### ACTIVITY:
Provide a verbatim copy of all the records below, leaving the images out.

##### INFORMATION

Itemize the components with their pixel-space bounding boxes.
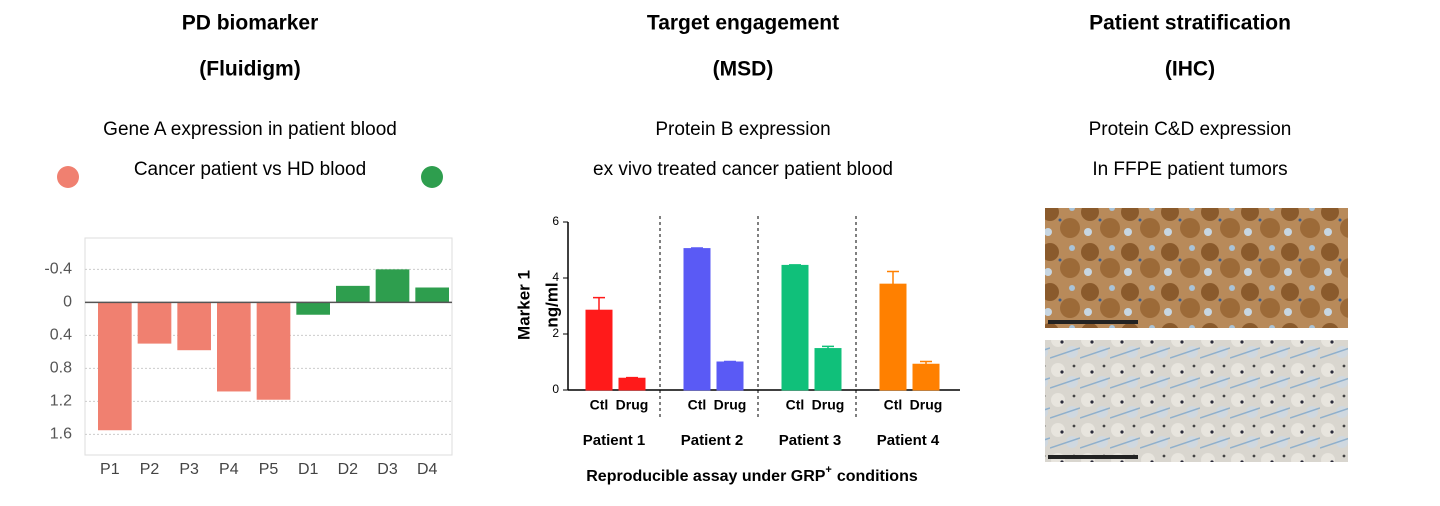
y-tick-label: 1.2 xyxy=(50,393,72,410)
x-axis-label-part: + xyxy=(825,464,831,476)
bar xyxy=(879,283,907,391)
x-tick-label: Ctl xyxy=(590,397,609,413)
bar xyxy=(98,302,132,431)
panel-title: PD biomarker xyxy=(182,12,319,35)
error-bar xyxy=(789,264,801,266)
y-axis-label: ng/ml xyxy=(542,282,561,327)
x-tick-label: P1 xyxy=(100,461,120,478)
x-tick-label: Drug xyxy=(714,397,747,413)
y-tick-label: 2 xyxy=(552,326,559,340)
error-bar xyxy=(920,360,932,365)
panel-line: Cancer patient vs HD blood xyxy=(134,159,366,180)
panel-line: Protein C&D expression xyxy=(1089,119,1292,140)
group-label: Patient 3 xyxy=(779,432,842,449)
panel-title: Target engagement xyxy=(647,12,839,35)
bar xyxy=(217,302,251,392)
error-bar xyxy=(626,376,638,379)
bar xyxy=(296,302,330,315)
bar xyxy=(336,285,370,303)
panel-subtitle: (IHC) xyxy=(1165,58,1215,81)
x-tick-label: Drug xyxy=(910,397,943,413)
bar xyxy=(814,348,842,391)
y-tick-label: 0 xyxy=(63,294,72,311)
error-bar xyxy=(593,296,605,311)
bar xyxy=(256,302,291,400)
y-tick-label: 0 xyxy=(552,382,559,396)
bar xyxy=(716,361,744,391)
x-tick-label: D3 xyxy=(377,461,398,478)
group-label: Patient 1 xyxy=(583,432,646,449)
legend-marker xyxy=(421,166,443,188)
bar xyxy=(177,302,211,351)
y-axis-label: Marker 1 xyxy=(514,270,533,340)
bar xyxy=(781,264,809,391)
error-bar xyxy=(822,345,834,349)
bar xyxy=(912,363,940,391)
scale-bar xyxy=(1048,455,1138,459)
bar xyxy=(618,377,646,391)
x-tick-label: Ctl xyxy=(688,397,707,413)
x-tick-label: Ctl xyxy=(786,397,805,413)
x-tick-label: Ctl xyxy=(884,397,903,413)
y-tick-label: 4 xyxy=(552,270,559,284)
y-tick-label: 0.4 xyxy=(50,327,72,344)
x-tick-label: P3 xyxy=(179,461,199,478)
y-tick-label: -0.4 xyxy=(44,261,72,278)
bar xyxy=(585,309,613,391)
error-bar xyxy=(887,270,899,285)
x-axis-label: Reproducible assay under GRP+ conditions xyxy=(586,464,918,485)
bar xyxy=(137,302,172,344)
panel-line: Protein B expression xyxy=(655,119,830,140)
bar xyxy=(683,248,711,391)
x-tick-label: P2 xyxy=(140,461,160,478)
x-tick-label: Drug xyxy=(812,397,845,413)
legend-marker xyxy=(57,166,79,188)
plot-frame xyxy=(84,237,453,456)
x-tick-label: D4 xyxy=(417,461,438,478)
y-tick-label: 1.6 xyxy=(50,426,72,443)
ihc-image-high xyxy=(1045,208,1348,328)
scale-bar xyxy=(1048,320,1138,324)
error-bar xyxy=(724,360,736,363)
y-tick-label: 0.8 xyxy=(50,360,72,377)
bar xyxy=(375,269,410,303)
panel-line: Gene A expression in patient blood xyxy=(103,119,397,140)
bar xyxy=(415,287,449,303)
group-label: Patient 4 xyxy=(877,432,940,449)
x-tick-label: P4 xyxy=(219,461,239,478)
panel-subtitle: (Fluidigm) xyxy=(199,58,300,81)
x-tick-label: P5 xyxy=(259,461,279,478)
x-axis-label-part: conditions xyxy=(837,468,918,485)
panel-line: In FFPE patient tumors xyxy=(1092,159,1287,180)
x-tick-label: D1 xyxy=(298,461,319,478)
x-tick-label: Drug xyxy=(616,397,649,413)
panel-title: Patient stratification xyxy=(1089,12,1291,35)
x-tick-label: D2 xyxy=(338,461,359,478)
x-axis-label-part: Reproducible assay under GRP xyxy=(586,468,826,485)
panel-subtitle: (MSD) xyxy=(713,58,774,81)
panel-line: ex vivo treated cancer patient blood xyxy=(593,159,893,180)
error-bar xyxy=(691,247,703,249)
group-label: Patient 2 xyxy=(681,432,744,449)
y-tick-label: 6 xyxy=(552,214,559,228)
ihc-image-low xyxy=(1045,340,1348,462)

##########

### PROBLEM SOLUTION:
Itemize the components with their pixel-space bounding boxes.
y-tick-label: 1.2 xyxy=(50,393,72,410)
x-axis-label-part: + xyxy=(825,464,831,476)
bar xyxy=(879,283,907,391)
x-tick-label: Ctl xyxy=(590,397,609,413)
bar xyxy=(98,302,132,431)
panel-title: PD biomarker xyxy=(182,12,319,35)
error-bar xyxy=(789,264,801,266)
y-axis-label: ng/ml xyxy=(542,282,561,327)
x-tick-label: P1 xyxy=(100,461,120,478)
x-tick-label: Drug xyxy=(714,397,747,413)
y-tick-label: 2 xyxy=(552,326,559,340)
error-bar xyxy=(920,360,932,365)
panel-line: Cancer patient vs HD blood xyxy=(134,159,366,180)
panel-line: Protein C&D expression xyxy=(1089,119,1292,140)
group-label: Patient 3 xyxy=(779,432,842,449)
panel-title: Target engagement xyxy=(647,12,839,35)
bar xyxy=(217,302,251,392)
error-bar xyxy=(626,376,638,379)
bar xyxy=(296,302,330,315)
bar xyxy=(336,285,370,303)
panel-subtitle: (IHC) xyxy=(1165,58,1215,81)
x-tick-label: Drug xyxy=(910,397,943,413)
bar xyxy=(814,348,842,391)
y-tick-label: 0 xyxy=(63,294,72,311)
error-bar xyxy=(593,296,605,311)
bar xyxy=(256,302,291,400)
y-tick-label: 0 xyxy=(552,382,559,396)
bar xyxy=(716,361,744,391)
x-tick-label: D3 xyxy=(377,461,398,478)
group-label: Patient 1 xyxy=(583,432,646,449)
legend-marker xyxy=(421,166,443,188)
bar xyxy=(177,302,211,351)
y-axis-label: Marker 1 xyxy=(514,270,533,340)
bar xyxy=(781,264,809,391)
error-bar xyxy=(822,345,834,349)
bar xyxy=(912,363,940,391)
scale-bar xyxy=(1048,455,1138,459)
bar xyxy=(618,377,646,391)
x-tick-label: Ctl xyxy=(688,397,707,413)
x-tick-label: Ctl xyxy=(786,397,805,413)
x-tick-label: Ctl xyxy=(884,397,903,413)
y-tick-label: 4 xyxy=(552,270,559,284)
y-tick-label: 0.4 xyxy=(50,327,72,344)
x-tick-label: P3 xyxy=(179,461,199,478)
y-tick-label: -0.4 xyxy=(44,261,72,278)
bar xyxy=(585,309,613,391)
error-bar xyxy=(887,270,899,285)
x-axis-label: Reproducible assay under GRP+ conditions xyxy=(586,464,918,485)
bar xyxy=(137,302,172,344)
panel-line: Protein B expression xyxy=(655,119,830,140)
bar xyxy=(683,248,711,391)
x-tick-label: P2 xyxy=(140,461,160,478)
x-tick-label: Drug xyxy=(812,397,845,413)
legend-marker xyxy=(57,166,79,188)
plot-frame xyxy=(84,237,453,456)
x-tick-label: D4 xyxy=(417,461,438,478)
y-tick-label: 1.6 xyxy=(50,426,72,443)
ihc-image-high xyxy=(1045,208,1348,328)
scale-bar xyxy=(1048,320,1138,324)
error-bar xyxy=(724,360,736,363)
y-tick-label: 0.8 xyxy=(50,360,72,377)
bar xyxy=(375,269,410,303)
panel-line: Gene A expression in patient blood xyxy=(103,119,397,140)
bar xyxy=(415,287,449,303)
group-label: Patient 4 xyxy=(877,432,940,449)
x-tick-label: P4 xyxy=(219,461,239,478)
panel-subtitle: (Fluidigm) xyxy=(199,58,300,81)
x-tick-label: P5 xyxy=(259,461,279,478)
x-axis-label-part: conditions xyxy=(837,468,918,485)
panel-line: In FFPE patient tumors xyxy=(1092,159,1287,180)
x-tick-label: D1 xyxy=(298,461,319,478)
x-tick-label: Drug xyxy=(616,397,649,413)
panel-title: Patient stratification xyxy=(1089,12,1291,35)
x-tick-label: D2 xyxy=(338,461,359,478)
x-axis-label-part: Reproducible assay under GRP xyxy=(586,468,826,485)
panel-subtitle: (MSD) xyxy=(713,58,774,81)
panel-line: ex vivo treated cancer patient blood xyxy=(593,159,893,180)
error-bar xyxy=(691,247,703,249)
group-label: Patient 2 xyxy=(681,432,744,449)
y-tick-label: 6 xyxy=(552,214,559,228)
ihc-image-low xyxy=(1045,340,1348,462)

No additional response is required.